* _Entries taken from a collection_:
>>>

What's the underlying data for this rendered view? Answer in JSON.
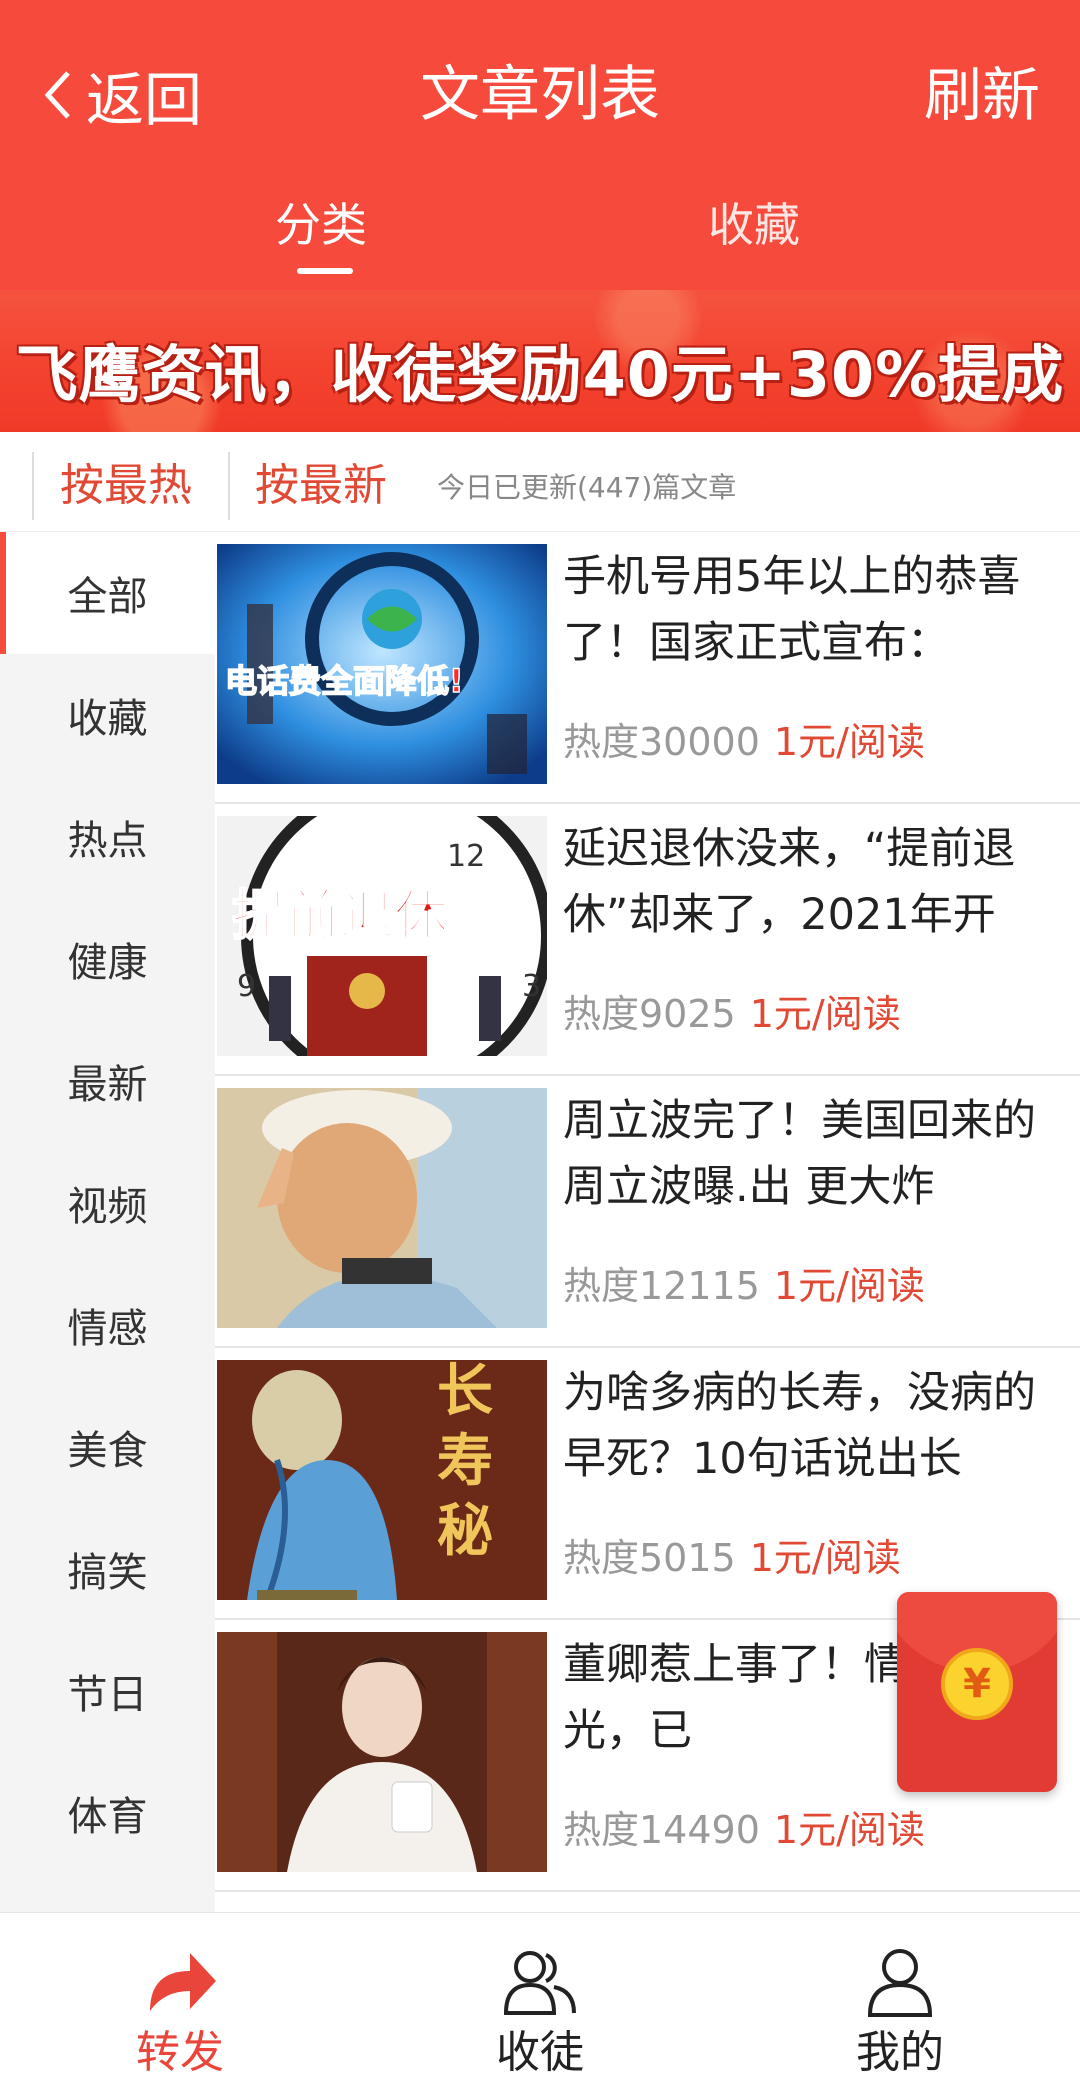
{
  "header": {
    "back_label": "返回",
    "title": "文章列表",
    "refresh_label": "刷新",
    "tabs": [
      {
        "label": "分类",
        "active": true
      },
      {
        "label": "收藏",
        "active": false
      }
    ]
  },
  "banner": {
    "text": "飞鹰资讯，收徒奖励40元+30%提成"
  },
  "sortbar": {
    "sort_hot": "按最热",
    "sort_new": "按最新",
    "update_info": "今日已更新(447)篇文章"
  },
  "sidebar": {
    "items": [
      {
        "label": "全部",
        "active": true
      },
      {
        "label": "收藏"
      },
      {
        "label": "热点"
      },
      {
        "label": "健康"
      },
      {
        "label": "最新"
      },
      {
        "label": "视频"
      },
      {
        "label": "情感"
      },
      {
        "label": "美食"
      },
      {
        "label": "搞笑"
      },
      {
        "label": "节日"
      },
      {
        "label": "体育"
      }
    ]
  },
  "articles": [
    {
      "title": "手机号用5年以上的恭喜了！国家正式宣布：",
      "heat": "热度30000",
      "price": "1元/阅读",
      "thumb_text": "电话费全面降低!"
    },
    {
      "title": "延迟退休没来，“提前退休”却来了，2021年开",
      "heat": "热度9025",
      "price": "1元/阅读",
      "thumb_text": "提前退休"
    },
    {
      "title": "周立波完了！美国回来的周立波曝.出 更大炸",
      "heat": "热度12115",
      "price": "1元/阅读"
    },
    {
      "title": "为啥多病的长寿，没病的早死？10句话说出长",
      "heat": "热度5015",
      "price": "1元/阅读",
      "thumb_text": "长寿秘诀"
    },
    {
      "title": "董卿惹上事了！情况被曝光，已",
      "heat": "热度14490",
      "price": "1元/阅读"
    }
  ],
  "redpacket": {
    "icon": "yen-coin-icon",
    "symbol": "¥"
  },
  "bottom_nav": [
    {
      "label": "转发",
      "icon": "share-arrow-icon",
      "active": true
    },
    {
      "label": "收徒",
      "icon": "users-icon",
      "active": false
    },
    {
      "label": "我的",
      "icon": "user-icon",
      "active": false
    }
  ],
  "colors": {
    "brand": "#f64a3c",
    "accent_text": "#e24935",
    "active_nav": "#e9453a"
  }
}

<<<

* _Exercise_:
Your copy should match the records word for word, with the pictures removed.

* _Right answer_:
What's the underlying data for this rendered view? Answer in JSON.
{
  "header": {
    "back_label": "返回",
    "title": "文章列表",
    "refresh_label": "刷新",
    "tabs": [
      {
        "label": "分类",
        "active": true
      },
      {
        "label": "收藏",
        "active": false
      }
    ]
  },
  "banner": {
    "text": "飞鹰资讯，收徒奖励40元+30%提成"
  },
  "sortbar": {
    "sort_hot": "按最热",
    "sort_new": "按最新",
    "update_info": "今日已更新(447)篇文章"
  },
  "sidebar": {
    "items": [
      {
        "label": "全部",
        "active": true
      },
      {
        "label": "收藏"
      },
      {
        "label": "热点"
      },
      {
        "label": "健康"
      },
      {
        "label": "最新"
      },
      {
        "label": "视频"
      },
      {
        "label": "情感"
      },
      {
        "label": "美食"
      },
      {
        "label": "搞笑"
      },
      {
        "label": "节日"
      },
      {
        "label": "体育"
      }
    ]
  },
  "articles": [
    {
      "title": "手机号用5年以上的恭喜了！国家正式宣布：",
      "heat": "热度30000",
      "price": "1元/阅读",
      "thumb_text": "电话费全面降低!"
    },
    {
      "title": "延迟退休没来，“提前退休”却来了，2021年开",
      "heat": "热度9025",
      "price": "1元/阅读",
      "thumb_text": "提前退休"
    },
    {
      "title": "周立波完了！美国回来的周立波曝.出 更大炸",
      "heat": "热度12115",
      "price": "1元/阅读"
    },
    {
      "title": "为啥多病的长寿，没病的早死？10句话说出长",
      "heat": "热度5015",
      "price": "1元/阅读",
      "thumb_text": "长寿秘诀"
    },
    {
      "title": "董卿惹上事了！情况被曝光，已",
      "heat": "热度14490",
      "price": "1元/阅读"
    }
  ],
  "redpacket": {
    "icon": "yen-coin-icon",
    "symbol": "¥"
  },
  "bottom_nav": [
    {
      "label": "转发",
      "icon": "share-arrow-icon",
      "active": true
    },
    {
      "label": "收徒",
      "icon": "users-icon",
      "active": false
    },
    {
      "label": "我的",
      "icon": "user-icon",
      "active": false
    }
  ],
  "colors": {
    "brand": "#f64a3c",
    "accent_text": "#e24935",
    "active_nav": "#e9453a"
  }
}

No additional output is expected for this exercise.